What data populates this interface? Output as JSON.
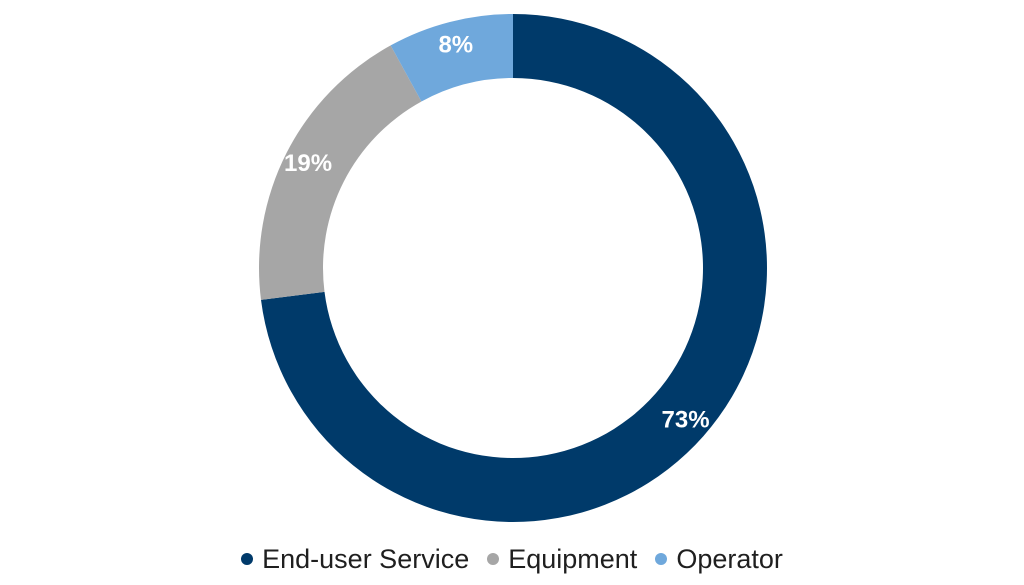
{
  "chart_data": {
    "type": "pie",
    "donut": true,
    "title": "",
    "series": [
      {
        "name": "",
        "categories": [
          "End-user Service",
          "Equipment",
          "Operator"
        ],
        "values": [
          73,
          19,
          8
        ],
        "labels": [
          "73%",
          "19%",
          "8%"
        ],
        "colors": [
          "#003A6A",
          "#A6A6A6",
          "#6FA8DC"
        ]
      }
    ],
    "legend": {
      "position": "bottom",
      "items": [
        {
          "label": "End-user Service",
          "color": "#003A6A"
        },
        {
          "label": "Equipment",
          "color": "#A6A6A6"
        },
        {
          "label": "Operator",
          "color": "#6FA8DC"
        }
      ]
    },
    "start_angle": "12 o'clock",
    "direction": "clockwise"
  }
}
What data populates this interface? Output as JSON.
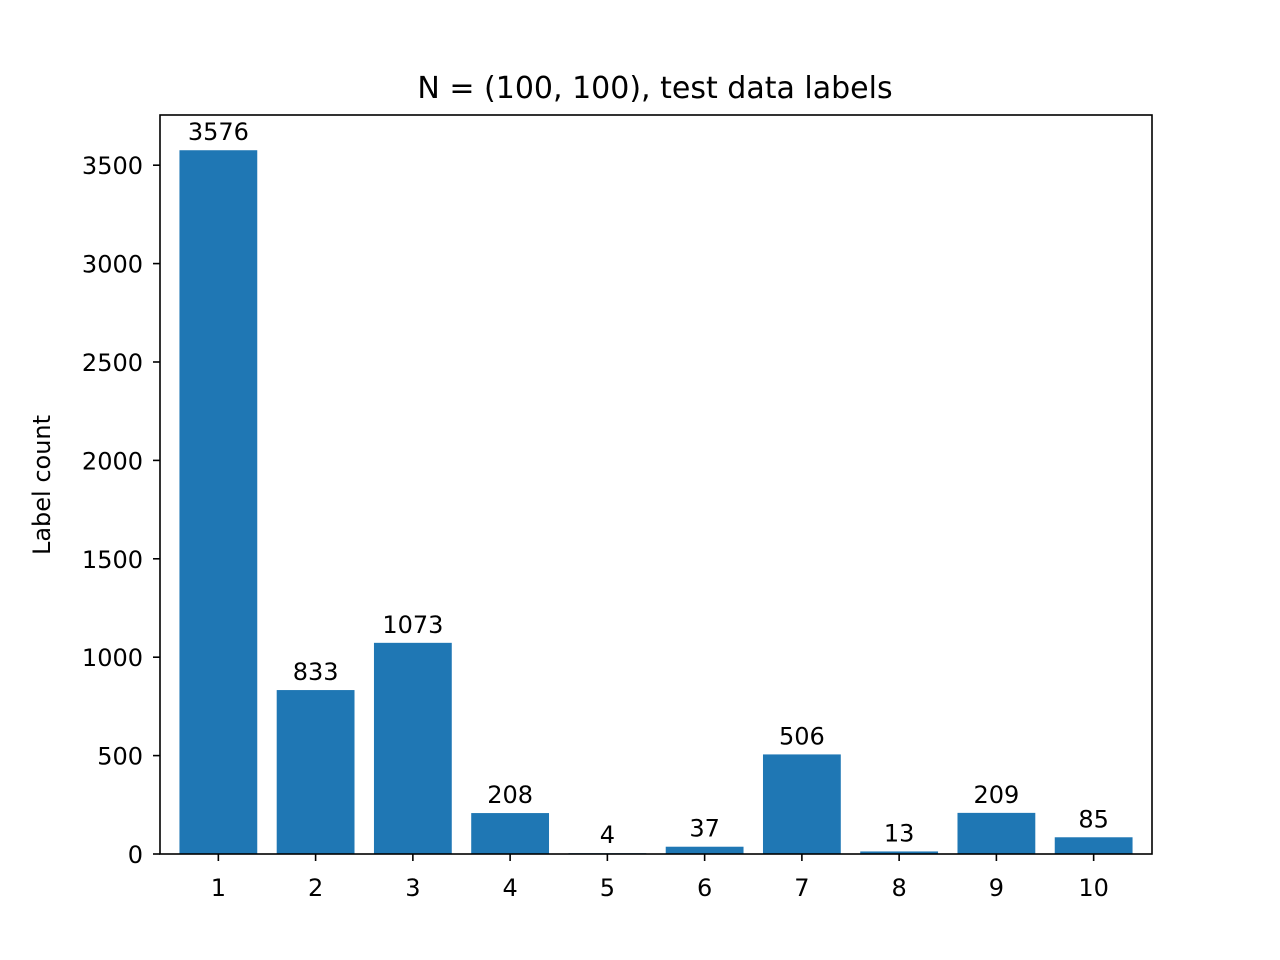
{
  "chart_data": {
    "type": "bar",
    "title": "N = (100, 100), test data labels",
    "xlabel": "",
    "ylabel": "Label count",
    "categories": [
      "1",
      "2",
      "3",
      "4",
      "5",
      "6",
      "7",
      "8",
      "9",
      "10"
    ],
    "values": [
      3576,
      833,
      1073,
      208,
      4,
      37,
      506,
      13,
      209,
      85
    ],
    "data_labels": [
      "3576",
      "833",
      "1073",
      "208",
      "4",
      "37",
      "506",
      "13",
      "209",
      "85"
    ],
    "yticks": [
      0,
      500,
      1000,
      1500,
      2000,
      2500,
      3000,
      3500
    ],
    "ylim": [
      0,
      3755
    ],
    "grid": false,
    "colors": {
      "bar": "#1f77b4",
      "axes": "#000000",
      "background": "#ffffff"
    }
  }
}
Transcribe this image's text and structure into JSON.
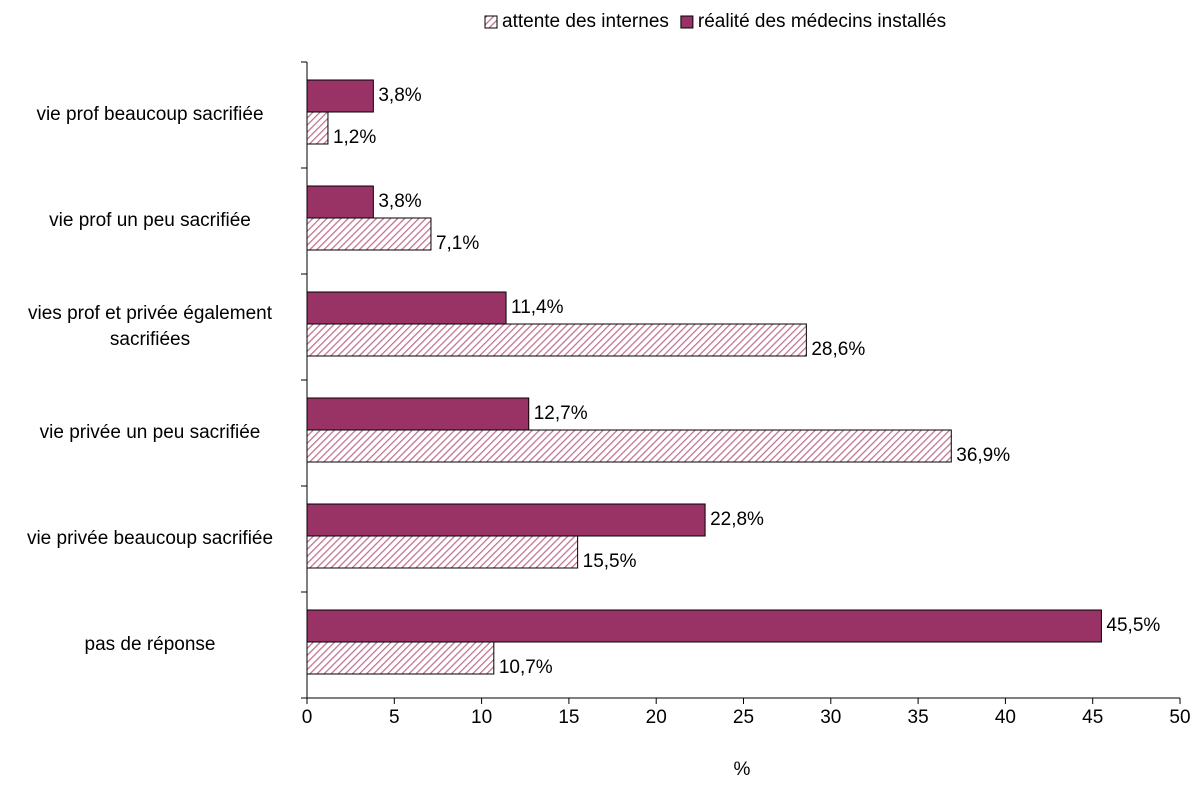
{
  "chart_data": {
    "type": "hbar",
    "categories": [
      "vie prof beaucoup sacrifiée",
      "vie prof un peu sacrifiée",
      "vies prof et privée également sacrifiées",
      "vie privée un peu sacrifiée",
      "vie privée beaucoup sacrifiée",
      "pas de réponse"
    ],
    "series": [
      {
        "name": "attente des internes",
        "color": "#993366",
        "hatch": true,
        "values": [
          1.2,
          7.1,
          28.6,
          36.9,
          15.5,
          10.7
        ],
        "value_labels": [
          "1,2%",
          "7,1%",
          "28,6%",
          "36,9%",
          "15,5%",
          "10,7%"
        ]
      },
      {
        "name": "réalité des médecins installés",
        "color": "#993366",
        "hatch": false,
        "values": [
          3.8,
          3.8,
          11.4,
          12.7,
          22.8,
          45.5
        ],
        "value_labels": [
          "3,8%",
          "3,8%",
          "11,4%",
          "12,7%",
          "22,8%",
          "45,5%"
        ]
      }
    ],
    "x_label": "%",
    "xlim": [
      0,
      50
    ],
    "xticks": [
      0,
      5,
      10,
      15,
      20,
      25,
      30,
      35,
      40,
      45,
      50
    ],
    "grid": false,
    "legend": "top"
  }
}
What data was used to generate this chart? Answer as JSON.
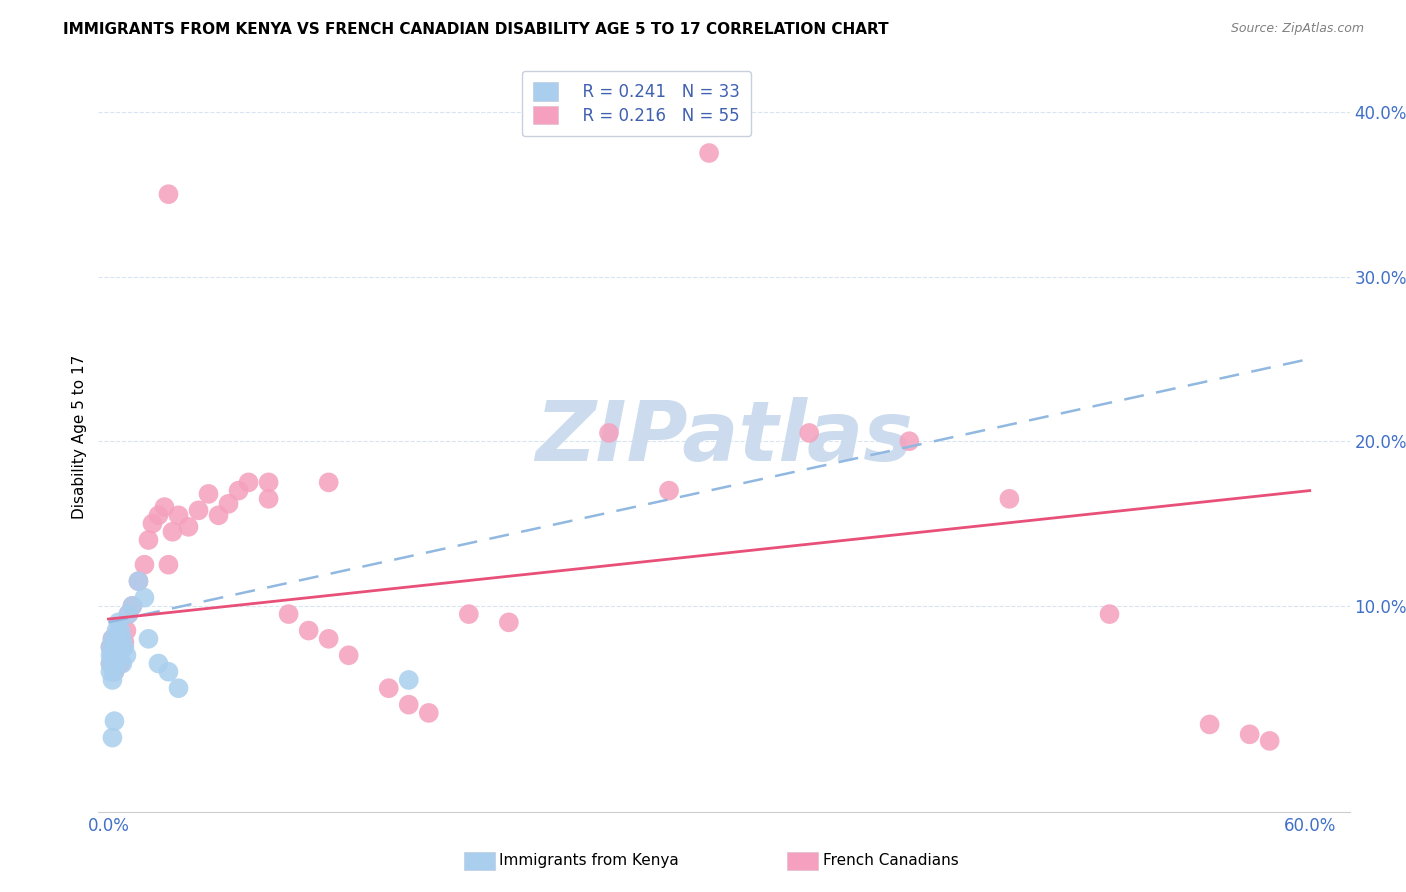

□ □ □ □

• **TASK TO COMPLETE**
Check every line of the records above for the string "prof" and say how many contain it, giving the number alone.

• **OUTPUT OF THE EXERCISE**
3